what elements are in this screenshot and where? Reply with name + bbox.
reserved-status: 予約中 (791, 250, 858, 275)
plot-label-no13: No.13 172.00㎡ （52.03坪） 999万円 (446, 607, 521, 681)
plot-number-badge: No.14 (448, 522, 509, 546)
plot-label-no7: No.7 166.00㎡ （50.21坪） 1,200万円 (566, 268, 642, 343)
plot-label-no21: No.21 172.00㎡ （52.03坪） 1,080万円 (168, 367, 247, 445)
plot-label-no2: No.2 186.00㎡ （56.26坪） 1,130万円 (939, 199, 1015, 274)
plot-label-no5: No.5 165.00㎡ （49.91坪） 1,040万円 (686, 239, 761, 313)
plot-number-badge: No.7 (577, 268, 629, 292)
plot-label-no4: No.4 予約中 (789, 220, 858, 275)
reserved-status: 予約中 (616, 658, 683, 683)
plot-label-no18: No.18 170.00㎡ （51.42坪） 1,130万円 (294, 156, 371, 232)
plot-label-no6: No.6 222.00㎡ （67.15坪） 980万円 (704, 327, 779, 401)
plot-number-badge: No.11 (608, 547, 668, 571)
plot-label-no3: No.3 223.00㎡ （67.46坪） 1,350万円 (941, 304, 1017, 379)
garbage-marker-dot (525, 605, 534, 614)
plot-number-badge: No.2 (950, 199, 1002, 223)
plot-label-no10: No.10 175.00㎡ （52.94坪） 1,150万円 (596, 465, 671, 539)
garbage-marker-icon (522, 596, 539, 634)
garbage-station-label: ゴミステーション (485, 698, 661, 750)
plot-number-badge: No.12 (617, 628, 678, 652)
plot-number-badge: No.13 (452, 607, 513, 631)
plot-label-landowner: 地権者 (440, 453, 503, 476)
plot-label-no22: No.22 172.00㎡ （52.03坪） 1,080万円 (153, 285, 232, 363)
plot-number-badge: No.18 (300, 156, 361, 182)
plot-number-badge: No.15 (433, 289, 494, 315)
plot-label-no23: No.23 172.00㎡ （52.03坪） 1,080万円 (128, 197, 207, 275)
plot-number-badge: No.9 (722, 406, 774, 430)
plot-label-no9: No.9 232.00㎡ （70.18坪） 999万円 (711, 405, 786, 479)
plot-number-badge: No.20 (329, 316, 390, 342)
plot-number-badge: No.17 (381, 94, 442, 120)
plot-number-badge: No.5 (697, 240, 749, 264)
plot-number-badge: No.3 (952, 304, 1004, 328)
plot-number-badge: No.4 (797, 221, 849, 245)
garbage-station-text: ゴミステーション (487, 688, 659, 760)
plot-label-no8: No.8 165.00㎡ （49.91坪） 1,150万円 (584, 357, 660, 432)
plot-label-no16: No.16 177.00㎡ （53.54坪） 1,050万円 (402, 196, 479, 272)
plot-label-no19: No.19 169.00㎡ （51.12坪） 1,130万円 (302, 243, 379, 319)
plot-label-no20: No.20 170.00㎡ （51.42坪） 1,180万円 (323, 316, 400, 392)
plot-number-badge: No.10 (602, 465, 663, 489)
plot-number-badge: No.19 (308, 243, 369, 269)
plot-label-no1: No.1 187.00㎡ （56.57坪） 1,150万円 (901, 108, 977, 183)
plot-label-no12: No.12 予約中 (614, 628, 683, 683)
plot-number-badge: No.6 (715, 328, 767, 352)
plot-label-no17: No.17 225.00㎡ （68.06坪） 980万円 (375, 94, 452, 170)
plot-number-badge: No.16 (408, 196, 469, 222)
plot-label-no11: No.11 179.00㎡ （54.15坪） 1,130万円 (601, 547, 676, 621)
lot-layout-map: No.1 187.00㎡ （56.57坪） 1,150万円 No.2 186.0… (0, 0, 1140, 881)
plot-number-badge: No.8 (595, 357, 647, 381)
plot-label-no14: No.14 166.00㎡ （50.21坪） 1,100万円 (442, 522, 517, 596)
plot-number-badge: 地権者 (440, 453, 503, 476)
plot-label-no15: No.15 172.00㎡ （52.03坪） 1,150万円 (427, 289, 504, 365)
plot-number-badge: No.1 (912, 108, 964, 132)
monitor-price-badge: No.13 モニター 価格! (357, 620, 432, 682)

_ _ _ _ _

> **WORK REQUIRED**
Could you print every one of the lines above again, character for character and in the same order?

> **WRITTEN SOLUTION**
what elements are in this screenshot and where? Reply with name + bbox.
reserved-status: 予約中 (791, 250, 858, 275)
plot-label-no13: No.13 172.00㎡ （52.03坪） 999万円 (446, 607, 521, 681)
plot-number-badge: No.14 (448, 522, 509, 546)
plot-label-no7: No.7 166.00㎡ （50.21坪） 1,200万円 (566, 268, 642, 343)
plot-label-no21: No.21 172.00㎡ （52.03坪） 1,080万円 (168, 367, 247, 445)
plot-label-no2: No.2 186.00㎡ （56.26坪） 1,130万円 (939, 199, 1015, 274)
plot-label-no5: No.5 165.00㎡ （49.91坪） 1,040万円 (686, 239, 761, 313)
plot-number-badge: No.7 (577, 268, 629, 292)
plot-label-no4: No.4 予約中 (789, 220, 858, 275)
reserved-status: 予約中 (616, 658, 683, 683)
plot-label-no18: No.18 170.00㎡ （51.42坪） 1,130万円 (294, 156, 371, 232)
plot-label-no6: No.6 222.00㎡ （67.15坪） 980万円 (704, 327, 779, 401)
plot-number-badge: No.11 (608, 547, 668, 571)
plot-label-no3: No.3 223.00㎡ （67.46坪） 1,350万円 (941, 304, 1017, 379)
garbage-marker-dot (525, 605, 534, 614)
plot-number-badge: No.2 (950, 199, 1002, 223)
plot-label-no10: No.10 175.00㎡ （52.94坪） 1,150万円 (596, 465, 671, 539)
garbage-marker-icon (522, 596, 539, 634)
garbage-station-label: ゴミステーション (485, 698, 661, 750)
plot-number-badge: No.12 (617, 628, 678, 652)
plot-number-badge: No.13 (452, 607, 513, 631)
plot-label-landowner: 地権者 (440, 453, 503, 476)
plot-label-no22: No.22 172.00㎡ （52.03坪） 1,080万円 (153, 285, 232, 363)
plot-number-badge: No.18 (300, 156, 361, 182)
plot-number-badge: No.15 (433, 289, 494, 315)
plot-label-no23: No.23 172.00㎡ （52.03坪） 1,080万円 (128, 197, 207, 275)
plot-number-badge: No.9 (722, 406, 774, 430)
plot-label-no9: No.9 232.00㎡ （70.18坪） 999万円 (711, 405, 786, 479)
plot-number-badge: No.20 (329, 316, 390, 342)
plot-number-badge: No.17 (381, 94, 442, 120)
plot-number-badge: No.5 (697, 240, 749, 264)
plot-number-badge: No.3 (952, 304, 1004, 328)
plot-number-badge: No.4 (797, 221, 849, 245)
garbage-station-text: ゴミステーション (487, 688, 659, 760)
plot-label-no8: No.8 165.00㎡ （49.91坪） 1,150万円 (584, 357, 660, 432)
plot-label-no16: No.16 177.00㎡ （53.54坪） 1,050万円 (402, 196, 479, 272)
plot-label-no19: No.19 169.00㎡ （51.12坪） 1,130万円 (302, 243, 379, 319)
plot-label-no20: No.20 170.00㎡ （51.42坪） 1,180万円 (323, 316, 400, 392)
plot-number-badge: No.10 (602, 465, 663, 489)
plot-number-badge: No.19 (308, 243, 369, 269)
plot-label-no1: No.1 187.00㎡ （56.57坪） 1,150万円 (901, 108, 977, 183)
plot-label-no12: No.12 予約中 (614, 628, 683, 683)
plot-number-badge: No.6 (715, 328, 767, 352)
plot-label-no17: No.17 225.00㎡ （68.06坪） 980万円 (375, 94, 452, 170)
plot-number-badge: No.16 (408, 196, 469, 222)
plot-label-no11: No.11 179.00㎡ （54.15坪） 1,130万円 (601, 547, 676, 621)
lot-layout-map: No.1 187.00㎡ （56.57坪） 1,150万円 No.2 186.0… (0, 0, 1140, 881)
plot-number-badge: No.8 (595, 357, 647, 381)
plot-label-no14: No.14 166.00㎡ （50.21坪） 1,100万円 (442, 522, 517, 596)
plot-number-badge: 地権者 (440, 453, 503, 476)
plot-label-no15: No.15 172.00㎡ （52.03坪） 1,150万円 (427, 289, 504, 365)
plot-number-badge: No.1 (912, 108, 964, 132)
monitor-price-badge: No.13 モニター 価格! (357, 620, 432, 682)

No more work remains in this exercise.